• **TASK**: Output the material exactly, but drop every image it holds.
## START MATERIAL FOR THIS EXERCISE
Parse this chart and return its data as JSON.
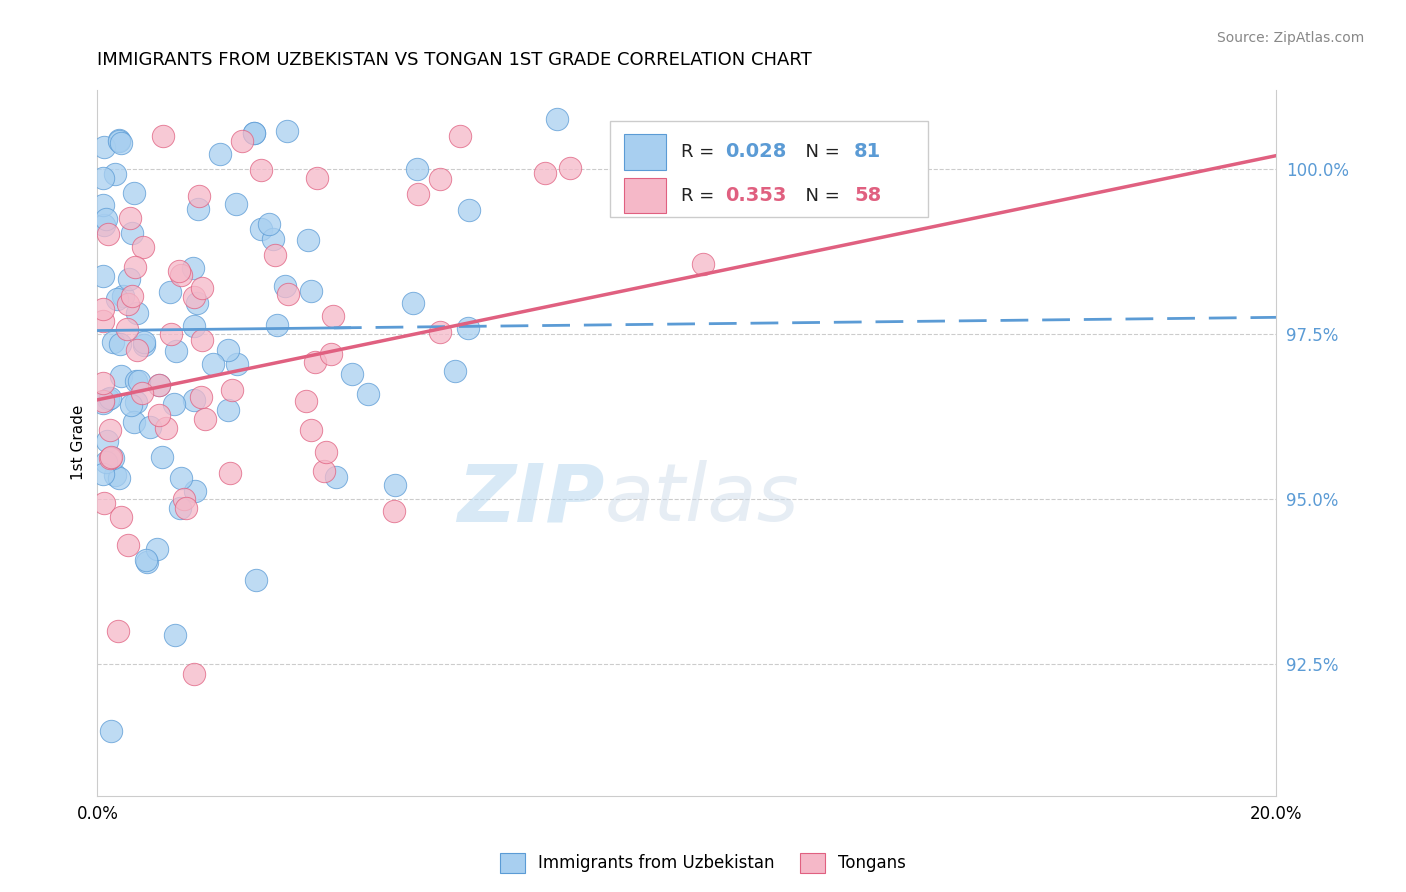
{
  "title": "IMMIGRANTS FROM UZBEKISTAN VS TONGAN 1ST GRADE CORRELATION CHART",
  "source": "Source: ZipAtlas.com",
  "ylabel": "1st Grade",
  "ytick_labels": [
    "92.5%",
    "95.0%",
    "97.5%",
    "100.0%"
  ],
  "ytick_values": [
    0.925,
    0.95,
    0.975,
    1.0
  ],
  "xlim": [
    0.0,
    0.2
  ],
  "ylim": [
    0.905,
    1.012
  ],
  "legend_r1": "0.028",
  "legend_n1": "81",
  "legend_r2": "0.353",
  "legend_n2": "58",
  "color_blue": "#A8CFF0",
  "color_pink": "#F5B8C8",
  "color_blue_line": "#5B9BD5",
  "color_pink_line": "#E06080",
  "watermark_zip": "ZIP",
  "watermark_atlas": "atlas",
  "seed_uzbek": 42,
  "seed_tongan": 99
}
## END MATERIAL FOR THIS EXERCISE
• **SOLUTION TO THE EXERCISE**:
Parse this chart and return its data as JSON.
{
  "title": "IMMIGRANTS FROM UZBEKISTAN VS TONGAN 1ST GRADE CORRELATION CHART",
  "source": "Source: ZipAtlas.com",
  "ylabel": "1st Grade",
  "ytick_labels": [
    "92.5%",
    "95.0%",
    "97.5%",
    "100.0%"
  ],
  "ytick_values": [
    0.925,
    0.95,
    0.975,
    1.0
  ],
  "xlim": [
    0.0,
    0.2
  ],
  "ylim": [
    0.905,
    1.012
  ],
  "legend_r1": "0.028",
  "legend_n1": "81",
  "legend_r2": "0.353",
  "legend_n2": "58",
  "color_blue": "#A8CFF0",
  "color_pink": "#F5B8C8",
  "color_blue_line": "#5B9BD5",
  "color_pink_line": "#E06080",
  "watermark_zip": "ZIP",
  "watermark_atlas": "atlas",
  "seed_uzbek": 42,
  "seed_tongan": 99
}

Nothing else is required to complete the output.